▶ [DATA ENTRIES]:
----------
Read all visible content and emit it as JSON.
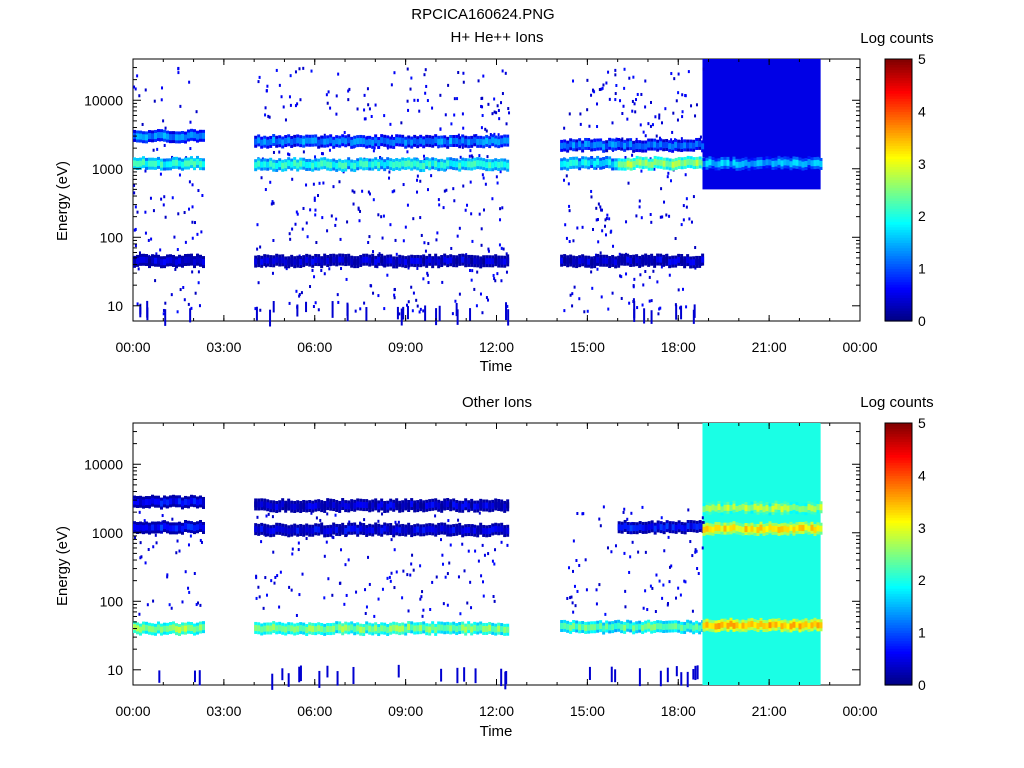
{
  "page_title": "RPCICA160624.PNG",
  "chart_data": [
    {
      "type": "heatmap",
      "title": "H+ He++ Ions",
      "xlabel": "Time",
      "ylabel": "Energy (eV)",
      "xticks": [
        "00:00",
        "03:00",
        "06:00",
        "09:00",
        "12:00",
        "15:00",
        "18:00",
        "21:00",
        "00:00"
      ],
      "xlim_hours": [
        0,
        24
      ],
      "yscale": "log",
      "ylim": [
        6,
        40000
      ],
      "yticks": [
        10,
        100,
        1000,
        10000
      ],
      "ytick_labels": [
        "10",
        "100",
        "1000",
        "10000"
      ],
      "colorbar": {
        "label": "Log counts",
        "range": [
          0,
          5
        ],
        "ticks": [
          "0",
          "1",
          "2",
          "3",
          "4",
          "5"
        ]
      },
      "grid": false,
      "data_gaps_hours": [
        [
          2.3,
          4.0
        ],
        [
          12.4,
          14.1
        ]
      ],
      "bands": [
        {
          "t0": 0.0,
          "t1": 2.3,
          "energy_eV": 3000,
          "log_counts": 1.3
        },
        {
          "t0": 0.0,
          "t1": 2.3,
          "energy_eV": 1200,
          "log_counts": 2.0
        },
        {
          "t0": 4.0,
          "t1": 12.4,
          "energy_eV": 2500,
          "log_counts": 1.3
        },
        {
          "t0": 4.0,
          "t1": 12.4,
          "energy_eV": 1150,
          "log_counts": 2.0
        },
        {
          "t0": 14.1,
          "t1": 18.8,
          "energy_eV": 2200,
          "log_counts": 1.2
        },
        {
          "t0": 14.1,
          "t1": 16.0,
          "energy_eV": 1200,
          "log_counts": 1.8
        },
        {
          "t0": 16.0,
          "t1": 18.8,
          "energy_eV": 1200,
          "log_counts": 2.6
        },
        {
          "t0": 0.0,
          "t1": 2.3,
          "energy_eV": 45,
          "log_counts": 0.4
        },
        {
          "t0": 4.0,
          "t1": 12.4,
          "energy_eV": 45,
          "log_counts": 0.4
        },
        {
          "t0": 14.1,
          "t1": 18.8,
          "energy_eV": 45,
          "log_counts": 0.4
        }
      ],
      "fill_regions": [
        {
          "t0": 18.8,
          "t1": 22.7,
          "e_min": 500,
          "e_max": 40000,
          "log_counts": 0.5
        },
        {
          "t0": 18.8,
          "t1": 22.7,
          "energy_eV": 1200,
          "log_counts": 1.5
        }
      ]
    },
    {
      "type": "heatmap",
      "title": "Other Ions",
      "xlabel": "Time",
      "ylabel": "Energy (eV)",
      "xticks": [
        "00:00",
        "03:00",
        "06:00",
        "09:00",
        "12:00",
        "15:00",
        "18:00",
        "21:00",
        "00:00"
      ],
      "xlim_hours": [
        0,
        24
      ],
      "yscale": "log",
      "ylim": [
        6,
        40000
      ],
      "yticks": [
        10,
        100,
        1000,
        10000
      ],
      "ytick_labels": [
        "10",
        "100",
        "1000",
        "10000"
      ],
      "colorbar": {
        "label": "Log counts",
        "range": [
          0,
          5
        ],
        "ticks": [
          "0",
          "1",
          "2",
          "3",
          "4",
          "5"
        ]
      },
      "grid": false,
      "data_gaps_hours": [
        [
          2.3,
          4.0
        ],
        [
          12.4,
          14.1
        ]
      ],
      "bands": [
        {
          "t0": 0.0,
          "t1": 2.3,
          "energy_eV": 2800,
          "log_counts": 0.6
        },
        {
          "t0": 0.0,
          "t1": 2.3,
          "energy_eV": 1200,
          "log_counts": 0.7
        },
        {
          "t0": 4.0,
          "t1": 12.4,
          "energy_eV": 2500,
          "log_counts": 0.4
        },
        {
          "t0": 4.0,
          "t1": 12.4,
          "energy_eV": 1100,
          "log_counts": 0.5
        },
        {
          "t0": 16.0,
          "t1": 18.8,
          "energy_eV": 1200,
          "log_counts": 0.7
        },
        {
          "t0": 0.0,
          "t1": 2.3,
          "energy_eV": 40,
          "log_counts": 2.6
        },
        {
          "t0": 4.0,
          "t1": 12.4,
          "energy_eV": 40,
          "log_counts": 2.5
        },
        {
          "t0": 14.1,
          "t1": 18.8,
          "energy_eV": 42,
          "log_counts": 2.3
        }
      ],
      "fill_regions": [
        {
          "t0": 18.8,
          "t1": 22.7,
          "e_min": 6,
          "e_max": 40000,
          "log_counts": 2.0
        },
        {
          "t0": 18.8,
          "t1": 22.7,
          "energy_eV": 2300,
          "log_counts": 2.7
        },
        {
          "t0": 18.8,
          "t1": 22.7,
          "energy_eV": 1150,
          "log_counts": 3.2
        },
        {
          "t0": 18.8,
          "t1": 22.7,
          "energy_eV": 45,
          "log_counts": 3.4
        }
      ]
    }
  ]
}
----------
▶ [WRITTEN PROBLEM]: Print each of the records above exactly as written, leaving no picture in the copy.

▶ [THE RESPONSE]:
Read all visible content and emit it as JSON.
{
  "page_title": "RPCICA160624.PNG",
  "chart_data": [
    {
      "type": "heatmap",
      "title": "H+ He++ Ions",
      "xlabel": "Time",
      "ylabel": "Energy (eV)",
      "xticks": [
        "00:00",
        "03:00",
        "06:00",
        "09:00",
        "12:00",
        "15:00",
        "18:00",
        "21:00",
        "00:00"
      ],
      "xlim_hours": [
        0,
        24
      ],
      "yscale": "log",
      "ylim": [
        6,
        40000
      ],
      "yticks": [
        10,
        100,
        1000,
        10000
      ],
      "ytick_labels": [
        "10",
        "100",
        "1000",
        "10000"
      ],
      "colorbar": {
        "label": "Log counts",
        "range": [
          0,
          5
        ],
        "ticks": [
          "0",
          "1",
          "2",
          "3",
          "4",
          "5"
        ]
      },
      "grid": false,
      "data_gaps_hours": [
        [
          2.3,
          4.0
        ],
        [
          12.4,
          14.1
        ]
      ],
      "bands": [
        {
          "t0": 0.0,
          "t1": 2.3,
          "energy_eV": 3000,
          "log_counts": 1.3
        },
        {
          "t0": 0.0,
          "t1": 2.3,
          "energy_eV": 1200,
          "log_counts": 2.0
        },
        {
          "t0": 4.0,
          "t1": 12.4,
          "energy_eV": 2500,
          "log_counts": 1.3
        },
        {
          "t0": 4.0,
          "t1": 12.4,
          "energy_eV": 1150,
          "log_counts": 2.0
        },
        {
          "t0": 14.1,
          "t1": 18.8,
          "energy_eV": 2200,
          "log_counts": 1.2
        },
        {
          "t0": 14.1,
          "t1": 16.0,
          "energy_eV": 1200,
          "log_counts": 1.8
        },
        {
          "t0": 16.0,
          "t1": 18.8,
          "energy_eV": 1200,
          "log_counts": 2.6
        },
        {
          "t0": 0.0,
          "t1": 2.3,
          "energy_eV": 45,
          "log_counts": 0.4
        },
        {
          "t0": 4.0,
          "t1": 12.4,
          "energy_eV": 45,
          "log_counts": 0.4
        },
        {
          "t0": 14.1,
          "t1": 18.8,
          "energy_eV": 45,
          "log_counts": 0.4
        }
      ],
      "fill_regions": [
        {
          "t0": 18.8,
          "t1": 22.7,
          "e_min": 500,
          "e_max": 40000,
          "log_counts": 0.5
        },
        {
          "t0": 18.8,
          "t1": 22.7,
          "energy_eV": 1200,
          "log_counts": 1.5
        }
      ]
    },
    {
      "type": "heatmap",
      "title": "Other Ions",
      "xlabel": "Time",
      "ylabel": "Energy (eV)",
      "xticks": [
        "00:00",
        "03:00",
        "06:00",
        "09:00",
        "12:00",
        "15:00",
        "18:00",
        "21:00",
        "00:00"
      ],
      "xlim_hours": [
        0,
        24
      ],
      "yscale": "log",
      "ylim": [
        6,
        40000
      ],
      "yticks": [
        10,
        100,
        1000,
        10000
      ],
      "ytick_labels": [
        "10",
        "100",
        "1000",
        "10000"
      ],
      "colorbar": {
        "label": "Log counts",
        "range": [
          0,
          5
        ],
        "ticks": [
          "0",
          "1",
          "2",
          "3",
          "4",
          "5"
        ]
      },
      "grid": false,
      "data_gaps_hours": [
        [
          2.3,
          4.0
        ],
        [
          12.4,
          14.1
        ]
      ],
      "bands": [
        {
          "t0": 0.0,
          "t1": 2.3,
          "energy_eV": 2800,
          "log_counts": 0.6
        },
        {
          "t0": 0.0,
          "t1": 2.3,
          "energy_eV": 1200,
          "log_counts": 0.7
        },
        {
          "t0": 4.0,
          "t1": 12.4,
          "energy_eV": 2500,
          "log_counts": 0.4
        },
        {
          "t0": 4.0,
          "t1": 12.4,
          "energy_eV": 1100,
          "log_counts": 0.5
        },
        {
          "t0": 16.0,
          "t1": 18.8,
          "energy_eV": 1200,
          "log_counts": 0.7
        },
        {
          "t0": 0.0,
          "t1": 2.3,
          "energy_eV": 40,
          "log_counts": 2.6
        },
        {
          "t0": 4.0,
          "t1": 12.4,
          "energy_eV": 40,
          "log_counts": 2.5
        },
        {
          "t0": 14.1,
          "t1": 18.8,
          "energy_eV": 42,
          "log_counts": 2.3
        }
      ],
      "fill_regions": [
        {
          "t0": 18.8,
          "t1": 22.7,
          "e_min": 6,
          "e_max": 40000,
          "log_counts": 2.0
        },
        {
          "t0": 18.8,
          "t1": 22.7,
          "energy_eV": 2300,
          "log_counts": 2.7
        },
        {
          "t0": 18.8,
          "t1": 22.7,
          "energy_eV": 1150,
          "log_counts": 3.2
        },
        {
          "t0": 18.8,
          "t1": 22.7,
          "energy_eV": 45,
          "log_counts": 3.4
        }
      ]
    }
  ]
}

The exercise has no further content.